— Start of RECORDS —

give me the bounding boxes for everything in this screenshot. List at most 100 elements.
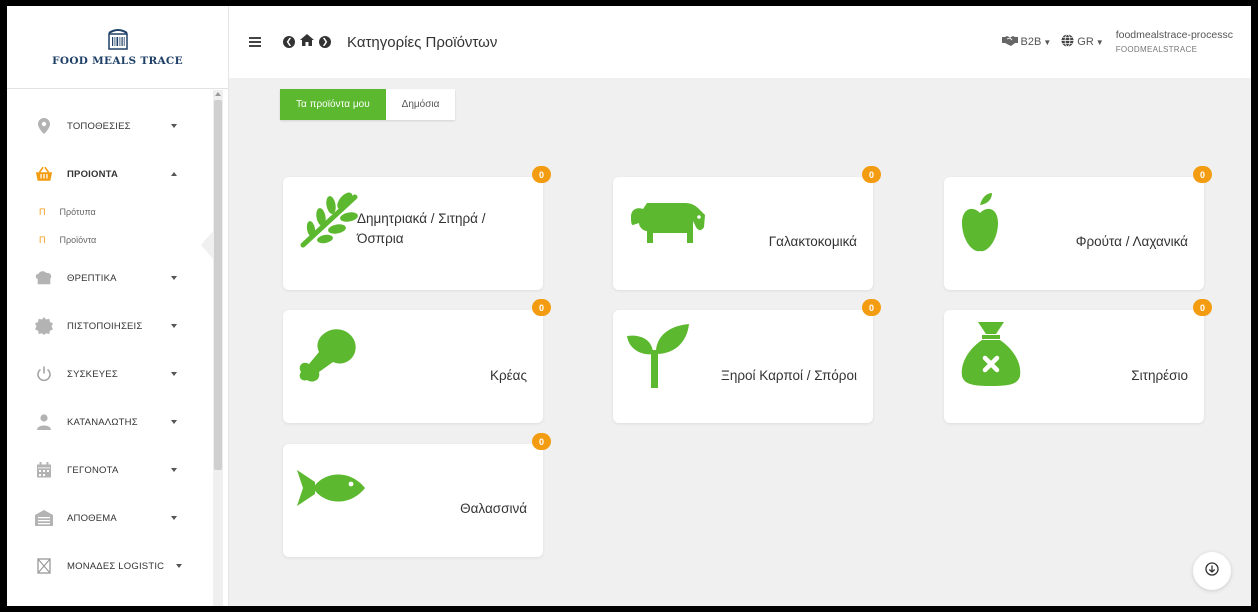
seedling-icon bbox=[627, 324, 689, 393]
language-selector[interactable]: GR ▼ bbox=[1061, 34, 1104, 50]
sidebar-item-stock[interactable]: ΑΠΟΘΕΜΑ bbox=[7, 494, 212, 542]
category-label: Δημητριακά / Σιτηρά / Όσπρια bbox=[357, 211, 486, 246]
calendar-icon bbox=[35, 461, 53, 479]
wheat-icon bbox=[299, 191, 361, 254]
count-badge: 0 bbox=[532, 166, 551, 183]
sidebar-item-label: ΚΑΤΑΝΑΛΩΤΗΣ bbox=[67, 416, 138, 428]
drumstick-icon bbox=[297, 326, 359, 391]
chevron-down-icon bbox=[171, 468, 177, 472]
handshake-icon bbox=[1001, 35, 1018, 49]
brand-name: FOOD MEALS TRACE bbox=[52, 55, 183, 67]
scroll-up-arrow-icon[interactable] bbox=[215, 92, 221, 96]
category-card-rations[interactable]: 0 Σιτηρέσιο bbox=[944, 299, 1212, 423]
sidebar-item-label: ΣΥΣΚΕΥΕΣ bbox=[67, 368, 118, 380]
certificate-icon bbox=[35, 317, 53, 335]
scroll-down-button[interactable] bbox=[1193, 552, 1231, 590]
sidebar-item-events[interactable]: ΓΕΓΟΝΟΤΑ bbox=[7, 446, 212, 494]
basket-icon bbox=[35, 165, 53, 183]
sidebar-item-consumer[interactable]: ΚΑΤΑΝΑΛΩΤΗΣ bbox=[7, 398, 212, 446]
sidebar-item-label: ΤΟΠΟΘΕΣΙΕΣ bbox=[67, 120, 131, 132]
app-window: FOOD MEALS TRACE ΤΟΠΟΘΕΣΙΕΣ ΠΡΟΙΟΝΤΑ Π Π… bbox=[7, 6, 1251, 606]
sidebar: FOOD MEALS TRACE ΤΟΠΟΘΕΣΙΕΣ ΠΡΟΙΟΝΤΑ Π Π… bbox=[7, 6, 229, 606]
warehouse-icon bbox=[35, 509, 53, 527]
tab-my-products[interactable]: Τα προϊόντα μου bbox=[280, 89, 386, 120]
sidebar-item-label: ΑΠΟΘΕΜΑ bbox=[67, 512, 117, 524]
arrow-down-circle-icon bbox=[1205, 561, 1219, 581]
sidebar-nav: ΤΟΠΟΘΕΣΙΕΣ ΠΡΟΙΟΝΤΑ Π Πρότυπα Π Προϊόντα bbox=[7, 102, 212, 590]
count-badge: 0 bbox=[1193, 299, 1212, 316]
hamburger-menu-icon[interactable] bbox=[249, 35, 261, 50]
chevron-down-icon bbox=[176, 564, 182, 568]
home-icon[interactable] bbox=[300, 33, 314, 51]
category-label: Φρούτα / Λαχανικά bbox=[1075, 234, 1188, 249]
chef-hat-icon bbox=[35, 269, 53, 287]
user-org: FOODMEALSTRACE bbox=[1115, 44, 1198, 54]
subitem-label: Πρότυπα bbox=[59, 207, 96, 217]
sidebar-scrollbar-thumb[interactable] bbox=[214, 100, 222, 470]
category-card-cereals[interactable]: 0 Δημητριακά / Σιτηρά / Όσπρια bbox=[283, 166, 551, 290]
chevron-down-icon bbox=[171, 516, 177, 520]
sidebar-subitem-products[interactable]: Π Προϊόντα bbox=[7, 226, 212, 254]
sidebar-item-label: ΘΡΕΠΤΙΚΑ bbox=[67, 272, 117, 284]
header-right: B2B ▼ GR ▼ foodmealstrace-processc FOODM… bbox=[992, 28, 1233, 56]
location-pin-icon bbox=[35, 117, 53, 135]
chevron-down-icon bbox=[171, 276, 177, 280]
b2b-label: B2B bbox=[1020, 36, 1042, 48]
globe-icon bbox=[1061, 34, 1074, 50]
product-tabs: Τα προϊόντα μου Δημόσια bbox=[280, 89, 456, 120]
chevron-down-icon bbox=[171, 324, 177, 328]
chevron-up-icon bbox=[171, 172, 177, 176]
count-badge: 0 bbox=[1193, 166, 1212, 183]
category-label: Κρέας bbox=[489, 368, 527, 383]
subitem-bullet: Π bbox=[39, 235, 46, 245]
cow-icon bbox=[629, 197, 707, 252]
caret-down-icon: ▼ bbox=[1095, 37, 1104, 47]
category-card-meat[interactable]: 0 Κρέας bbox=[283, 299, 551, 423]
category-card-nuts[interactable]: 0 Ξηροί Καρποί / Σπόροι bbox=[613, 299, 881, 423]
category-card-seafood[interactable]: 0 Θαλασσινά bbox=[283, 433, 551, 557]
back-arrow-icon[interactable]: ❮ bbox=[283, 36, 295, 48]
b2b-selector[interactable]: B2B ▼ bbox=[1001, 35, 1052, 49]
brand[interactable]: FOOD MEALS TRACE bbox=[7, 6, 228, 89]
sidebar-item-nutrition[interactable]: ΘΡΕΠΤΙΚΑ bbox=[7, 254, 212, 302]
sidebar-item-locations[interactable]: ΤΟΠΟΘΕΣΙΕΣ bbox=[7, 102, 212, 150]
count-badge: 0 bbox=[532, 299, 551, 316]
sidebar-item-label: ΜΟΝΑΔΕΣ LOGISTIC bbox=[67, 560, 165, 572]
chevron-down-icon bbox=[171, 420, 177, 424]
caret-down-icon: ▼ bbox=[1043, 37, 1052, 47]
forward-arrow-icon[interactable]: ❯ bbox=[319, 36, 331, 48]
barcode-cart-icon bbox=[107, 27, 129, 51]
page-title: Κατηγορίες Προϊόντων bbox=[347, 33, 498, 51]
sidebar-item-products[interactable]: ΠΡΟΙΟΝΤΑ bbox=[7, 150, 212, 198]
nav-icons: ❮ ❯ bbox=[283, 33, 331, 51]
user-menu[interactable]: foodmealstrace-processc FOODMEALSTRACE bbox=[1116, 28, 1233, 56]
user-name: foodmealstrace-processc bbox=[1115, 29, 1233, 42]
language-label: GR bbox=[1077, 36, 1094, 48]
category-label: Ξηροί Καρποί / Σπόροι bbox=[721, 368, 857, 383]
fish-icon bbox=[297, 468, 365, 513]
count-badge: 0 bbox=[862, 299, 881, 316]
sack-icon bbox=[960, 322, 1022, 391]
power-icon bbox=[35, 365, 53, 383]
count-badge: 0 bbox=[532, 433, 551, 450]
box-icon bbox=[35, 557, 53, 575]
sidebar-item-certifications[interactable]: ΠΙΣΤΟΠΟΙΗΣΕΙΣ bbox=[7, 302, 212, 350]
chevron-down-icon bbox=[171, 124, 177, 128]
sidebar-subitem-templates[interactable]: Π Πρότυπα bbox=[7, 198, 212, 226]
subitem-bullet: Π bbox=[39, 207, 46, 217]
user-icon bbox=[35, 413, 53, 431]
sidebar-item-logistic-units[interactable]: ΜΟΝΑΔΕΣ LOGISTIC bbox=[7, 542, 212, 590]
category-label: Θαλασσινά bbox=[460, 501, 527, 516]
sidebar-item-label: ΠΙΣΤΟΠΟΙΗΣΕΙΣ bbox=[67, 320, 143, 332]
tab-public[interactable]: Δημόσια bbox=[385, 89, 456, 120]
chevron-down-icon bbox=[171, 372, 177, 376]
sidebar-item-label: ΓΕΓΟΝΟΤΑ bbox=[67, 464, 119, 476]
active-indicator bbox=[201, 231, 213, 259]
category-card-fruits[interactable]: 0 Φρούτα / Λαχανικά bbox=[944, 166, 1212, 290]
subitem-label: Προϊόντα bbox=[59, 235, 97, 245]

— End of RECORDS —

- TO DO
Please gather every line in the records above that contains the string "ΑΠΟΘΕΜΑ", copying each one in full.

- OUTPUT BELOW
sidebar-item-stock[interactable]: ΑΠΟΘΕΜΑ bbox=[7, 494, 212, 542]
sidebar-item-label: ΑΠΟΘΕΜΑ bbox=[67, 512, 117, 524]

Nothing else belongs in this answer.